## WHAT IS ASKED
Print all of the lines exactly. Any picture among them stays out.
============================================================
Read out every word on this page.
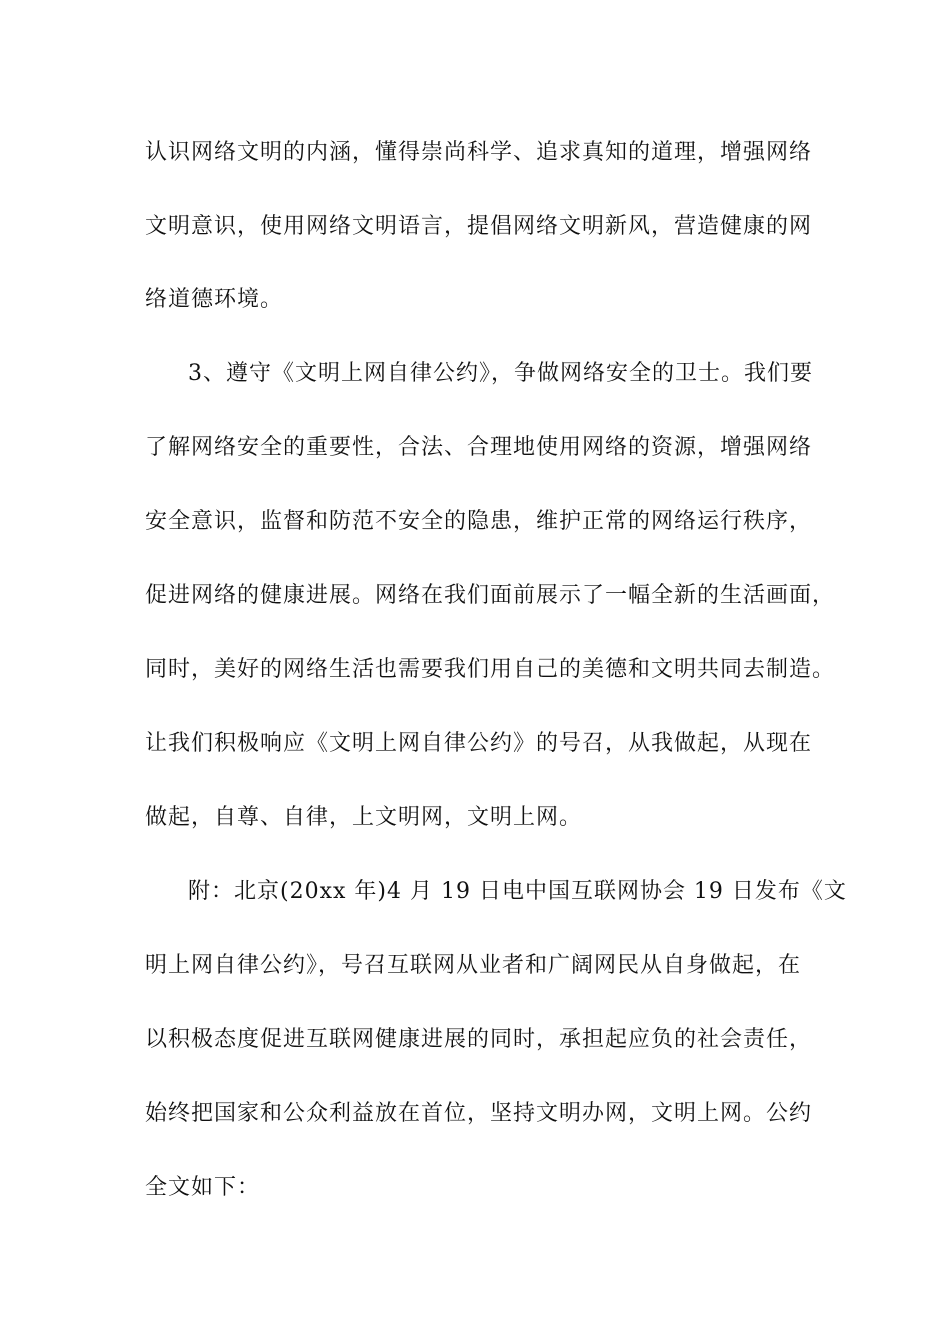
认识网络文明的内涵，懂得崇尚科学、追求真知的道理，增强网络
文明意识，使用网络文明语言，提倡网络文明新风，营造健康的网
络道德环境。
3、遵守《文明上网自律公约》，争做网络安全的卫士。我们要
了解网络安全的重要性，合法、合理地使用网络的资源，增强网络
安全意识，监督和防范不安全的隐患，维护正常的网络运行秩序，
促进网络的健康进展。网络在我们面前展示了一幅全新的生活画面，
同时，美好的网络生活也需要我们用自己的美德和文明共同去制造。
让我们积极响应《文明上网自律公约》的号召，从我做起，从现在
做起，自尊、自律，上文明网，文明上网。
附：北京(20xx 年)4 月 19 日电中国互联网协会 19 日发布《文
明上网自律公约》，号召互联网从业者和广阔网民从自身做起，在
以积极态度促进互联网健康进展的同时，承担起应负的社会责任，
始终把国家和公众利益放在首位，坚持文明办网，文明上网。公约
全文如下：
============================================================
## WRITTEN ANSWER
Read out every word on this page.
认识网络文明的内涵，懂得崇尚科学、追求真知的道理，增强网络
文明意识，使用网络文明语言，提倡网络文明新风，营造健康的网
络道德环境。
3、遵守《文明上网自律公约》，争做网络安全的卫士。我们要
了解网络安全的重要性，合法、合理地使用网络的资源，增强网络
安全意识，监督和防范不安全的隐患，维护正常的网络运行秩序，
促进网络的健康进展。网络在我们面前展示了一幅全新的生活画面，
同时，美好的网络生活也需要我们用自己的美德和文明共同去制造。
让我们积极响应《文明上网自律公约》的号召，从我做起，从现在
做起，自尊、自律，上文明网，文明上网。
附：北京(20xx 年)4 月 19 日电中国互联网协会 19 日发布《文
明上网自律公约》，号召互联网从业者和广阔网民从自身做起，在
以积极态度促进互联网健康进展的同时，承担起应负的社会责任，
始终把国家和公众利益放在首位，坚持文明办网，文明上网。公约
全文如下：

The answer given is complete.